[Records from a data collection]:
++++++

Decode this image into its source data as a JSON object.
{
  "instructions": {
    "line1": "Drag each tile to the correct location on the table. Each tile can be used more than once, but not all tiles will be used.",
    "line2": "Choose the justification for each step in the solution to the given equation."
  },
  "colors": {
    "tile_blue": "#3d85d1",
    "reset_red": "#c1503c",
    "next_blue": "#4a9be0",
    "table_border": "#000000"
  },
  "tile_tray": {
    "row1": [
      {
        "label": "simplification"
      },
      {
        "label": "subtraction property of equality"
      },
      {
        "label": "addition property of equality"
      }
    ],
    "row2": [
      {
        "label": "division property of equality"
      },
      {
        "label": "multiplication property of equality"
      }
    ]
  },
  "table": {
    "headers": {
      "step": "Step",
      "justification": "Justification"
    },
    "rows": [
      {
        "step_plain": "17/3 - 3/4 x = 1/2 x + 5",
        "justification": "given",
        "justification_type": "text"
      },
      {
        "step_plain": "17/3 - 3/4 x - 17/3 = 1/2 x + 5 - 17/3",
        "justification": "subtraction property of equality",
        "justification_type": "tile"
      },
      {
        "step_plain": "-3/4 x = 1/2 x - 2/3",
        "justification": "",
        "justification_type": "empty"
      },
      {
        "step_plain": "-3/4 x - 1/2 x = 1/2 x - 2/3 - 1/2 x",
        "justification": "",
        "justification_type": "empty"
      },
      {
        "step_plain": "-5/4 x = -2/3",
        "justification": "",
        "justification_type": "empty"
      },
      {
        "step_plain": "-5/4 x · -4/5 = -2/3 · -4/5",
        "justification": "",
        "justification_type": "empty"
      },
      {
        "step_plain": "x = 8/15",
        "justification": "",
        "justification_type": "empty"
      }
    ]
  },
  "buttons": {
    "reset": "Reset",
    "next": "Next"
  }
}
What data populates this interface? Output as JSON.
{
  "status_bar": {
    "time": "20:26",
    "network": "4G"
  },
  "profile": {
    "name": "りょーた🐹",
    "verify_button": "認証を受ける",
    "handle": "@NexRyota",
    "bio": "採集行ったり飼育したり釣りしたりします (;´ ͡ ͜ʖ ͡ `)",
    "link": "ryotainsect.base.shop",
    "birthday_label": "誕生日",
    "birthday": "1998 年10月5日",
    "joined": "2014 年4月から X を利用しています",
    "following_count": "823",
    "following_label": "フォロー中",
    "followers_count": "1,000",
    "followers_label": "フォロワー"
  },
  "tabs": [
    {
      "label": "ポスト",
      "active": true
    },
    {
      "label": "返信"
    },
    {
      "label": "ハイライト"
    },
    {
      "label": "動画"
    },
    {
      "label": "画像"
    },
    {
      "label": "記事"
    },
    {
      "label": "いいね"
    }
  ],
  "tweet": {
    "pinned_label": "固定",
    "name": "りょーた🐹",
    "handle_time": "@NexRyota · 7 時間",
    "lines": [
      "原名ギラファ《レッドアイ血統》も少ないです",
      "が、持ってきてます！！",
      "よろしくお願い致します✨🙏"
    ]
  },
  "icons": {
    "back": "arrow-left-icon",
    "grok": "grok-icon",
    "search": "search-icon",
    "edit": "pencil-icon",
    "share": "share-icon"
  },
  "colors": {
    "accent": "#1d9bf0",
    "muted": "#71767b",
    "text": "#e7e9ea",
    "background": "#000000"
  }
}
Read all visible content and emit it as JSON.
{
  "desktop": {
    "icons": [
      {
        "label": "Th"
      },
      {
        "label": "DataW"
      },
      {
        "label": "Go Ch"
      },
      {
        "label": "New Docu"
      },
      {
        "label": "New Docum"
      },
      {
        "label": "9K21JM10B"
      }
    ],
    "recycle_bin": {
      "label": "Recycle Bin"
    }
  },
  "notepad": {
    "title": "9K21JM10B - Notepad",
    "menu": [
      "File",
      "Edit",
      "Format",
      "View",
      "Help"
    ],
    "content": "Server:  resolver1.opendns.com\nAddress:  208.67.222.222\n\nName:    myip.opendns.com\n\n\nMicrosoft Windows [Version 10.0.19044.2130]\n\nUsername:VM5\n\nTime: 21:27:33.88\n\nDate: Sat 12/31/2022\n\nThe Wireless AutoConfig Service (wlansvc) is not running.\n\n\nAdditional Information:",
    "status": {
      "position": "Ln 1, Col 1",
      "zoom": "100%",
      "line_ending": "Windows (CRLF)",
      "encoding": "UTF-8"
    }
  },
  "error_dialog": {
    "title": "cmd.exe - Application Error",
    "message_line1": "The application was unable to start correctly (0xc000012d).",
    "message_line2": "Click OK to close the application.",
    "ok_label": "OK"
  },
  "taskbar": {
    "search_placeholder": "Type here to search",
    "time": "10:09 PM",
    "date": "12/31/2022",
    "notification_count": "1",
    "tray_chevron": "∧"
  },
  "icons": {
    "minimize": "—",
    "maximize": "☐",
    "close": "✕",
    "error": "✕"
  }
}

++++++

[GIVEN REQUEST]: Tally the lines holding the string "title" and give only the count.

[FINAL RESULT]: 2